[Collected data entries]
::::::::

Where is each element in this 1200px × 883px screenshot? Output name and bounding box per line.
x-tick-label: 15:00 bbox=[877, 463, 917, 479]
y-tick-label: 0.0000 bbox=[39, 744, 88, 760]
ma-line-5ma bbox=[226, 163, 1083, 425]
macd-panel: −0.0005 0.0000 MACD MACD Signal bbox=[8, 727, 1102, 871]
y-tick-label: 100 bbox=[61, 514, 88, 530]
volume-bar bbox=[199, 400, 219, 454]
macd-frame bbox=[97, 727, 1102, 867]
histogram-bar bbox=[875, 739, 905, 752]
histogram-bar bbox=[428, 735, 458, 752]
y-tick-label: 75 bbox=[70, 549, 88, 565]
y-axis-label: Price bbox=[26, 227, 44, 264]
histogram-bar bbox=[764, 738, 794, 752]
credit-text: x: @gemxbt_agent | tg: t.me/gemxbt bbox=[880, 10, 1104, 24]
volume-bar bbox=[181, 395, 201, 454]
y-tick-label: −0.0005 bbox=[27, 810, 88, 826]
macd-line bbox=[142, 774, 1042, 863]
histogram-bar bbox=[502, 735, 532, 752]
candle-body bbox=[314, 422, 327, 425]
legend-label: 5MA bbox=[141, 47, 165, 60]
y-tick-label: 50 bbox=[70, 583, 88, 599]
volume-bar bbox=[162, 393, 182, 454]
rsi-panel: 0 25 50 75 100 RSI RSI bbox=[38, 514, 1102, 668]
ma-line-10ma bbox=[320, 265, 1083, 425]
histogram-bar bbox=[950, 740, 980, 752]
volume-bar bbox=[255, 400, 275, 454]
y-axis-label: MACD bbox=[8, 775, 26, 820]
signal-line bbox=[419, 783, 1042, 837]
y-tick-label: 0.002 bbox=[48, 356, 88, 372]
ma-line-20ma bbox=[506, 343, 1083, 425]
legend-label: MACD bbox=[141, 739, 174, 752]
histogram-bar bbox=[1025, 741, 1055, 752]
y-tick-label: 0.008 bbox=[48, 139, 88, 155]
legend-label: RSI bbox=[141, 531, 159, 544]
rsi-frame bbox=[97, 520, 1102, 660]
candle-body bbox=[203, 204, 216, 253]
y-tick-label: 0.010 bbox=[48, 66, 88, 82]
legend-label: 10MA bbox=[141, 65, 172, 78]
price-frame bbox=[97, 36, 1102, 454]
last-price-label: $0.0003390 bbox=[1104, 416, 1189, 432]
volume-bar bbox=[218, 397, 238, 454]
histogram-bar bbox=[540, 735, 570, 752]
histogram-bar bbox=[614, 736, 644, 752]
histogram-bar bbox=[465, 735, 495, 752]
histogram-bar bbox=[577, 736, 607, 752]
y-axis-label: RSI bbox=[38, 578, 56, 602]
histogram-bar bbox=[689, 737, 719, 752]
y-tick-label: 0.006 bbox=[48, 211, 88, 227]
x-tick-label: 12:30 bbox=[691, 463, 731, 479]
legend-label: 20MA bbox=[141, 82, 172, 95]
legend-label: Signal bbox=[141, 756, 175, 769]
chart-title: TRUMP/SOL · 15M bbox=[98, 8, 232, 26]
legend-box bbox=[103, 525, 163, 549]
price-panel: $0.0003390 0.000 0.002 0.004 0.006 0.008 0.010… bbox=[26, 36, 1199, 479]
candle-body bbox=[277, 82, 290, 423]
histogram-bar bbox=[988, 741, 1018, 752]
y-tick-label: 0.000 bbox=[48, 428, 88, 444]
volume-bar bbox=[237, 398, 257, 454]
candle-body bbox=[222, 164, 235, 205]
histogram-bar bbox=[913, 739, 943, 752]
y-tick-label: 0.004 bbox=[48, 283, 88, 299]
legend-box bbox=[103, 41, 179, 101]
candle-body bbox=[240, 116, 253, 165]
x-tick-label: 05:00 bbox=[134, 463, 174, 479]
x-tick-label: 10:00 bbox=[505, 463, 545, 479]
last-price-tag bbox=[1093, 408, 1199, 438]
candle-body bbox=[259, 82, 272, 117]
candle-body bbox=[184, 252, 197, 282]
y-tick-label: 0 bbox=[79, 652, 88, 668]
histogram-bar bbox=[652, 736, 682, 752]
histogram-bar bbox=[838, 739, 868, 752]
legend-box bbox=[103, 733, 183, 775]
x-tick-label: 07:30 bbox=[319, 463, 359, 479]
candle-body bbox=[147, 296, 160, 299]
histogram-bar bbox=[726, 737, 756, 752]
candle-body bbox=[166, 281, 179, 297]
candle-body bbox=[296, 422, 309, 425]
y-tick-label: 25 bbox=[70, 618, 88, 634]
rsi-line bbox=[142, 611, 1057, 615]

::::::::

## AIM OF THE TASK
Rewrite the items above with every "bounding box" replaced by "coordinates", leaving all other text as it is.

## ANSWER TO THE PROBLEM
Where is each element in this 1200px × 883px screenshot? Output name and coordinates per line.
x-tick-label: 15:00 bbox=[877, 463, 917, 479]
y-tick-label: 0.0000 bbox=[39, 744, 88, 760]
ma-line-5ma bbox=[226, 163, 1083, 425]
macd-panel: −0.0005 0.0000 MACD MACD Signal bbox=[8, 727, 1102, 871]
y-tick-label: 100 bbox=[61, 514, 88, 530]
volume-bar bbox=[199, 400, 219, 454]
macd-frame bbox=[97, 727, 1102, 867]
histogram-bar bbox=[875, 739, 905, 752]
histogram-bar bbox=[428, 735, 458, 752]
y-tick-label: 75 bbox=[70, 549, 88, 565]
y-axis-label: Price bbox=[26, 227, 44, 264]
histogram-bar bbox=[764, 738, 794, 752]
credit-text: x: @gemxbt_agent | tg: t.me/gemxbt bbox=[880, 10, 1104, 24]
volume-bar bbox=[181, 395, 201, 454]
y-tick-label: −0.0005 bbox=[27, 810, 88, 826]
macd-line bbox=[142, 774, 1042, 863]
histogram-bar bbox=[502, 735, 532, 752]
candle-body bbox=[314, 422, 327, 425]
legend-label: 5MA bbox=[141, 47, 165, 60]
y-tick-label: 50 bbox=[70, 583, 88, 599]
volume-bar bbox=[162, 393, 182, 454]
rsi-panel: 0 25 50 75 100 RSI RSI bbox=[38, 514, 1102, 668]
ma-line-10ma bbox=[320, 265, 1083, 425]
histogram-bar bbox=[950, 740, 980, 752]
volume-bar bbox=[255, 400, 275, 454]
y-axis-label: MACD bbox=[8, 775, 26, 820]
signal-line bbox=[419, 783, 1042, 837]
y-tick-label: 0.002 bbox=[48, 356, 88, 372]
ma-line-20ma bbox=[506, 343, 1083, 425]
legend-label: MACD bbox=[141, 739, 174, 752]
histogram-bar bbox=[1025, 741, 1055, 752]
y-tick-label: 0.008 bbox=[48, 139, 88, 155]
legend-label: RSI bbox=[141, 531, 159, 544]
rsi-frame bbox=[97, 520, 1102, 660]
candle-body bbox=[203, 204, 216, 253]
y-tick-label: 0.010 bbox=[48, 66, 88, 82]
legend-label: 10MA bbox=[141, 65, 172, 78]
price-frame bbox=[97, 36, 1102, 454]
last-price-label: $0.0003390 bbox=[1104, 416, 1189, 432]
volume-bar bbox=[218, 397, 238, 454]
histogram-bar bbox=[540, 735, 570, 752]
histogram-bar bbox=[614, 736, 644, 752]
histogram-bar bbox=[465, 735, 495, 752]
histogram-bar bbox=[577, 736, 607, 752]
y-axis-label: RSI bbox=[38, 578, 56, 602]
histogram-bar bbox=[689, 737, 719, 752]
y-tick-label: 0.006 bbox=[48, 211, 88, 227]
x-tick-label: 12:30 bbox=[691, 463, 731, 479]
legend-label: 20MA bbox=[141, 82, 172, 95]
legend-label: Signal bbox=[141, 756, 175, 769]
chart-title: TRUMP/SOL · 15M bbox=[98, 8, 232, 26]
legend-box bbox=[103, 525, 163, 549]
price-panel: $0.0003390 0.000 0.002 0.004 0.006 0.008 0.010… bbox=[26, 36, 1199, 479]
candle-body bbox=[277, 82, 290, 423]
histogram-bar bbox=[988, 741, 1018, 752]
y-tick-label: 0.000 bbox=[48, 428, 88, 444]
volume-bar bbox=[237, 398, 257, 454]
candle-body bbox=[222, 164, 235, 205]
histogram-bar bbox=[913, 739, 943, 752]
y-tick-label: 0.004 bbox=[48, 283, 88, 299]
legend-box bbox=[103, 41, 179, 101]
candle-body bbox=[240, 116, 253, 165]
x-tick-label: 05:00 bbox=[134, 463, 174, 479]
x-tick-label: 10:00 bbox=[505, 463, 545, 479]
last-price-tag bbox=[1093, 408, 1199, 438]
candle-body bbox=[259, 82, 272, 117]
candle-body bbox=[184, 252, 197, 282]
y-tick-label: 0 bbox=[79, 652, 88, 668]
histogram-bar bbox=[652, 736, 682, 752]
histogram-bar bbox=[838, 739, 868, 752]
legend-box bbox=[103, 733, 183, 775]
x-tick-label: 07:30 bbox=[319, 463, 359, 479]
candle-body bbox=[147, 296, 160, 299]
histogram-bar bbox=[726, 737, 756, 752]
candle-body bbox=[166, 281, 179, 297]
candle-body bbox=[296, 422, 309, 425]
y-tick-label: 25 bbox=[70, 618, 88, 634]
rsi-line bbox=[142, 611, 1057, 615]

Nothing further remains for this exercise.